Problem: Your task is to print all of the data word for word.
----------
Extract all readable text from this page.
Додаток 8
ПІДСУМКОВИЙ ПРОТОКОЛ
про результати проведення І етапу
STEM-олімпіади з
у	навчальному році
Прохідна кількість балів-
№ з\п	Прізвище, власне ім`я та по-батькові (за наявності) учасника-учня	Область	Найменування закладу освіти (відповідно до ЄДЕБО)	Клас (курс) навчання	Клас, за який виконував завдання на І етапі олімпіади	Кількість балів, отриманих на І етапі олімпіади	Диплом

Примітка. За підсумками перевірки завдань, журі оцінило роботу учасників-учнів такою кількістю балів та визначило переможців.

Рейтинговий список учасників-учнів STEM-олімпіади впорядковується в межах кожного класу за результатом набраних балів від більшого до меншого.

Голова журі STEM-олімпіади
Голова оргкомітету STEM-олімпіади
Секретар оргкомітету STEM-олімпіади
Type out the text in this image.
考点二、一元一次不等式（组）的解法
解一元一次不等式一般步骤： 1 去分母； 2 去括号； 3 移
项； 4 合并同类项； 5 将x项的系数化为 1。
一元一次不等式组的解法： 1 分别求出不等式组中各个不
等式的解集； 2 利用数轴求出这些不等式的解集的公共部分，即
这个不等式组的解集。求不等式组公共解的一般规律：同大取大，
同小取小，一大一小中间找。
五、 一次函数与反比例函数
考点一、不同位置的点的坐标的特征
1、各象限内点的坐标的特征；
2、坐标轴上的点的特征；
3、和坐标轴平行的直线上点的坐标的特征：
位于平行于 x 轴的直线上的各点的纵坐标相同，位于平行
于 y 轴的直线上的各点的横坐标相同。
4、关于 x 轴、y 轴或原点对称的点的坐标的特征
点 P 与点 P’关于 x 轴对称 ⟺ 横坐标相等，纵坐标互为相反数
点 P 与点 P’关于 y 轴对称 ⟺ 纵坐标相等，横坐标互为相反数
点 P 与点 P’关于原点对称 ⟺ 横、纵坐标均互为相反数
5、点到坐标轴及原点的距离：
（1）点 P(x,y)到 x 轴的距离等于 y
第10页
----------
Expected answer:
Extract all readable text from this page.
Додаток 8
ПІДСУМКОВИЙ ПРОТОКОЛ
про результати проведення І етапу
STEM-олімпіади з
у	навчальному році
Прохідна кількість балів-
№ з\п	Прізвище, власне ім`я та по-батькові (за наявності) учасника-учня	Область	Найменування закладу освіти (відповідно до ЄДЕБО)	Клас (курс) навчання	Клас, за який виконував завдання на І етапі олімпіади	Кількість балів, отриманих на І етапі олімпіади	Диплом

Примітка. За підсумками перевірки завдань, журі оцінило роботу учасників-учнів такою кількістю балів та визначило переможців.

Рейтинговий список учасників-учнів STEM-олімпіади впорядковується в межах кожного класу за результатом набраних балів від більшого до меншого.

Голова журі STEM-олімпіади
Голова оргкомітету STEM-олімпіади
Секретар оргкомітету STEM-олімпіади
Type out the text in this image.
考点二、一元一次不等式（组）的解法
解一元一次不等式一般步骤： 1 去分母； 2 去括号； 3 移
项； 4 合并同类项； 5 将x项的系数化为 1。
一元一次不等式组的解法： 1 分别求出不等式组中各个不
等式的解集； 2 利用数轴求出这些不等式的解集的公共部分，即
这个不等式组的解集。求不等式组公共解的一般规律：同大取大，
同小取小，一大一小中间找。
五、 一次函数与反比例函数
考点一、不同位置的点的坐标的特征
1、各象限内点的坐标的特征；
2、坐标轴上的点的特征；
3、和坐标轴平行的直线上点的坐标的特征：
位于平行于 x 轴的直线上的各点的纵坐标相同，位于平行
于 y 轴的直线上的各点的横坐标相同。
4、关于 x 轴、y 轴或原点对称的点的坐标的特征
点 P 与点 P’关于 x 轴对称 ⟺ 横坐标相等，纵坐标互为相反数
点 P 与点 P’关于 y 轴对称 ⟺ 纵坐标相等，横坐标互为相反数
点 P 与点 P’关于原点对称 ⟺ 横、纵坐标均互为相反数
5、点到坐标轴及原点的距离：
（1）点 P(x,y)到 x 轴的距离等于 y
第10页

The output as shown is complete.